--- START ---

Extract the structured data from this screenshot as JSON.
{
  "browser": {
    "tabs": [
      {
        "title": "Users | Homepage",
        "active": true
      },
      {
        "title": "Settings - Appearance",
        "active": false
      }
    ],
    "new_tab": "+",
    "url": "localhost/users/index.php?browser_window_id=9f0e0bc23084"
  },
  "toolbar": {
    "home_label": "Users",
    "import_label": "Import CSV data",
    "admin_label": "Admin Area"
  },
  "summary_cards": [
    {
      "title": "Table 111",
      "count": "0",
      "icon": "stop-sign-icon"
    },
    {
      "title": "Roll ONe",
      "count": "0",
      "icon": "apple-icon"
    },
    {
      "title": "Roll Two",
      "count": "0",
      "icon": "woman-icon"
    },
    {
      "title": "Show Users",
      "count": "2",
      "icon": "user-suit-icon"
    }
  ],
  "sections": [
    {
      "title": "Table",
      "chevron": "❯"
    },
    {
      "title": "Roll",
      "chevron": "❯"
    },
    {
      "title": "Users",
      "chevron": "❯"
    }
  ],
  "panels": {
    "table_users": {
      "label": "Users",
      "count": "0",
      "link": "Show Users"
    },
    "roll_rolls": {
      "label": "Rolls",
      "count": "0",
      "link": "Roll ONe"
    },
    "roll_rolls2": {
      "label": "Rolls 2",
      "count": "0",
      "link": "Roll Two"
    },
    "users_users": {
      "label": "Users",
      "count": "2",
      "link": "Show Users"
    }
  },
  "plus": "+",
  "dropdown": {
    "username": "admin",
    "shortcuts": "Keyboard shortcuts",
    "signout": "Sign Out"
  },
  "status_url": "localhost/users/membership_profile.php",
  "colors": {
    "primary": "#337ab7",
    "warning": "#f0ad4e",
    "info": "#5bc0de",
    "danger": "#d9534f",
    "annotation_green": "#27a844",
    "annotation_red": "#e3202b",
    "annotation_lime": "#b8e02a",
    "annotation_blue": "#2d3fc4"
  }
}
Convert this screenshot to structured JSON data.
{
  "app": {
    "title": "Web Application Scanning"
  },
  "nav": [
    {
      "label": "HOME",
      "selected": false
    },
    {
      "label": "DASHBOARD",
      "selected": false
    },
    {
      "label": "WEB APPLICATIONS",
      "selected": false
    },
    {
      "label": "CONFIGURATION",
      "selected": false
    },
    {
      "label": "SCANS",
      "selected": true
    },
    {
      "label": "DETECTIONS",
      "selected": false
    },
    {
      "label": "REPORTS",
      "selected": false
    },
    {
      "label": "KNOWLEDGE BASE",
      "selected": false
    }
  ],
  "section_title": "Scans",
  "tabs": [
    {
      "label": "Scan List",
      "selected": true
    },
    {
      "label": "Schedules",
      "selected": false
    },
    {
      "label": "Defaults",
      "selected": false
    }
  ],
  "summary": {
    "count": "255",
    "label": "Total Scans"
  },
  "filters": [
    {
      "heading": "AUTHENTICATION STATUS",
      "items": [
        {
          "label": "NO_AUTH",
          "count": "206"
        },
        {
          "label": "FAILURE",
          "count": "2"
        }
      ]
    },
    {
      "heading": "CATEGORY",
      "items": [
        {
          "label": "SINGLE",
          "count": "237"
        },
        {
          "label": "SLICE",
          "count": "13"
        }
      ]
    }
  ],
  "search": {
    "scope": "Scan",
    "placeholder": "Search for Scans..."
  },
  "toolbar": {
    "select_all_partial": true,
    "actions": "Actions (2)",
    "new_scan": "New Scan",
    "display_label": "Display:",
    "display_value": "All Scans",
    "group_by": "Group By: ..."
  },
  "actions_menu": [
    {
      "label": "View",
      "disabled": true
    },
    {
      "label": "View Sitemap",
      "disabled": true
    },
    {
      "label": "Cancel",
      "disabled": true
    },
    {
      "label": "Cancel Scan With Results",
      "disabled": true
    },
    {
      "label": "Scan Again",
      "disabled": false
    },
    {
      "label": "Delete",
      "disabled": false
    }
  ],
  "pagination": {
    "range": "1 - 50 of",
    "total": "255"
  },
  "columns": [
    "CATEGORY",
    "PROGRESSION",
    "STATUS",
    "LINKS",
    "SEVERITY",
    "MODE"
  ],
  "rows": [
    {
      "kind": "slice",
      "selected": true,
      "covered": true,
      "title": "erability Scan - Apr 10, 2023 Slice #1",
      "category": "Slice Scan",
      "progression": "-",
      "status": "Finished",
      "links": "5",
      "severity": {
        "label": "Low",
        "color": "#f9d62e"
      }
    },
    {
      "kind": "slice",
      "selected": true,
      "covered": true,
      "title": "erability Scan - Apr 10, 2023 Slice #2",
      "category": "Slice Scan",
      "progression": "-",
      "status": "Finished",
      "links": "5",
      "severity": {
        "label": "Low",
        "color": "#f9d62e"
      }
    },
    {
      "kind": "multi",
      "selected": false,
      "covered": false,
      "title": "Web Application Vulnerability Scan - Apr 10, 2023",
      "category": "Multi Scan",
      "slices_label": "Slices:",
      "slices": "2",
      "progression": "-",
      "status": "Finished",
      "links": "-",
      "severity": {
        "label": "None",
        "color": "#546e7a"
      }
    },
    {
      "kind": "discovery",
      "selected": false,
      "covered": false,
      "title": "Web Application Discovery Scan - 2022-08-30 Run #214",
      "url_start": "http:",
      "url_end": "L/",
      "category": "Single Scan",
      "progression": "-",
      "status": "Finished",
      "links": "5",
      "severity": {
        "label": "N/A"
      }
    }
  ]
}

--- END ---

* WHAT TO DO
Quote the entire listing above exactly.

* RIGHT ANSWER
Extract the structured data from this screenshot as JSON.
{
  "browser": {
    "tabs": [
      {
        "title": "Users | Homepage",
        "active": true
      },
      {
        "title": "Settings - Appearance",
        "active": false
      }
    ],
    "new_tab": "+",
    "url": "localhost/users/index.php?browser_window_id=9f0e0bc23084"
  },
  "toolbar": {
    "home_label": "Users",
    "import_label": "Import CSV data",
    "admin_label": "Admin Area"
  },
  "summary_cards": [
    {
      "title": "Table 111",
      "count": "0",
      "icon": "stop-sign-icon"
    },
    {
      "title": "Roll ONe",
      "count": "0",
      "icon": "apple-icon"
    },
    {
      "title": "Roll Two",
      "count": "0",
      "icon": "woman-icon"
    },
    {
      "title": "Show Users",
      "count": "2",
      "icon": "user-suit-icon"
    }
  ],
  "sections": [
    {
      "title": "Table",
      "chevron": "❯"
    },
    {
      "title": "Roll",
      "chevron": "❯"
    },
    {
      "title": "Users",
      "chevron": "❯"
    }
  ],
  "panels": {
    "table_users": {
      "label": "Users",
      "count": "0",
      "link": "Show Users"
    },
    "roll_rolls": {
      "label": "Rolls",
      "count": "0",
      "link": "Roll ONe"
    },
    "roll_rolls2": {
      "label": "Rolls 2",
      "count": "0",
      "link": "Roll Two"
    },
    "users_users": {
      "label": "Users",
      "count": "2",
      "link": "Show Users"
    }
  },
  "plus": "+",
  "dropdown": {
    "username": "admin",
    "shortcuts": "Keyboard shortcuts",
    "signout": "Sign Out"
  },
  "status_url": "localhost/users/membership_profile.php",
  "colors": {
    "primary": "#337ab7",
    "warning": "#f0ad4e",
    "info": "#5bc0de",
    "danger": "#d9534f",
    "annotation_green": "#27a844",
    "annotation_red": "#e3202b",
    "annotation_lime": "#b8e02a",
    "annotation_blue": "#2d3fc4"
  }
}
Convert this screenshot to structured JSON data.
{
  "app": {
    "title": "Web Application Scanning"
  },
  "nav": [
    {
      "label": "HOME",
      "selected": false
    },
    {
      "label": "DASHBOARD",
      "selected": false
    },
    {
      "label": "WEB APPLICATIONS",
      "selected": false
    },
    {
      "label": "CONFIGURATION",
      "selected": false
    },
    {
      "label": "SCANS",
      "selected": true
    },
    {
      "label": "DETECTIONS",
      "selected": false
    },
    {
      "label": "REPORTS",
      "selected": false
    },
    {
      "label": "KNOWLEDGE BASE",
      "selected": false
    }
  ],
  "section_title": "Scans",
  "tabs": [
    {
      "label": "Scan List",
      "selected": true
    },
    {
      "label": "Schedules",
      "selected": false
    },
    {
      "label": "Defaults",
      "selected": false
    }
  ],
  "summary": {
    "count": "255",
    "label": "Total Scans"
  },
  "filters": [
    {
      "heading": "AUTHENTICATION STATUS",
      "items": [
        {
          "label": "NO_AUTH",
          "count": "206"
        },
        {
          "label": "FAILURE",
          "count": "2"
        }
      ]
    },
    {
      "heading": "CATEGORY",
      "items": [
        {
          "label": "SINGLE",
          "count": "237"
        },
        {
          "label": "SLICE",
          "count": "13"
        }
      ]
    }
  ],
  "search": {
    "scope": "Scan",
    "placeholder": "Search for Scans..."
  },
  "toolbar": {
    "select_all_partial": true,
    "actions": "Actions (2)",
    "new_scan": "New Scan",
    "display_label": "Display:",
    "display_value": "All Scans",
    "group_by": "Group By: ..."
  },
  "actions_menu": [
    {
      "label": "View",
      "disabled": true
    },
    {
      "label": "View Sitemap",
      "disabled": true
    },
    {
      "label": "Cancel",
      "disabled": true
    },
    {
      "label": "Cancel Scan With Results",
      "disabled": true
    },
    {
      "label": "Scan Again",
      "disabled": false
    },
    {
      "label": "Delete",
      "disabled": false
    }
  ],
  "pagination": {
    "range": "1 - 50 of",
    "total": "255"
  },
  "columns": [
    "CATEGORY",
    "PROGRESSION",
    "STATUS",
    "LINKS",
    "SEVERITY",
    "MODE"
  ],
  "rows": [
    {
      "kind": "slice",
      "selected": true,
      "covered": true,
      "title": "erability Scan - Apr 10, 2023 Slice #1",
      "category": "Slice Scan",
      "progression": "-",
      "status": "Finished",
      "links": "5",
      "severity": {
        "label": "Low",
        "color": "#f9d62e"
      }
    },
    {
      "kind": "slice",
      "selected": true,
      "covered": true,
      "title": "erability Scan - Apr 10, 2023 Slice #2",
      "category": "Slice Scan",
      "progression": "-",
      "status": "Finished",
      "links": "5",
      "severity": {
        "label": "Low",
        "color": "#f9d62e"
      }
    },
    {
      "kind": "multi",
      "selected": false,
      "covered": false,
      "title": "Web Application Vulnerability Scan - Apr 10, 2023",
      "category": "Multi Scan",
      "slices_label": "Slices:",
      "slices": "2",
      "progression": "-",
      "status": "Finished",
      "links": "-",
      "severity": {
        "label": "None",
        "color": "#546e7a"
      }
    },
    {
      "kind": "discovery",
      "selected": false,
      "covered": false,
      "title": "Web Application Discovery Scan - 2022-08-30 Run #214",
      "url_start": "http:",
      "url_end": "L/",
      "category": "Single Scan",
      "progression": "-",
      "status": "Finished",
      "links": "5",
      "severity": {
        "label": "N/A"
      }
    }
  ]
}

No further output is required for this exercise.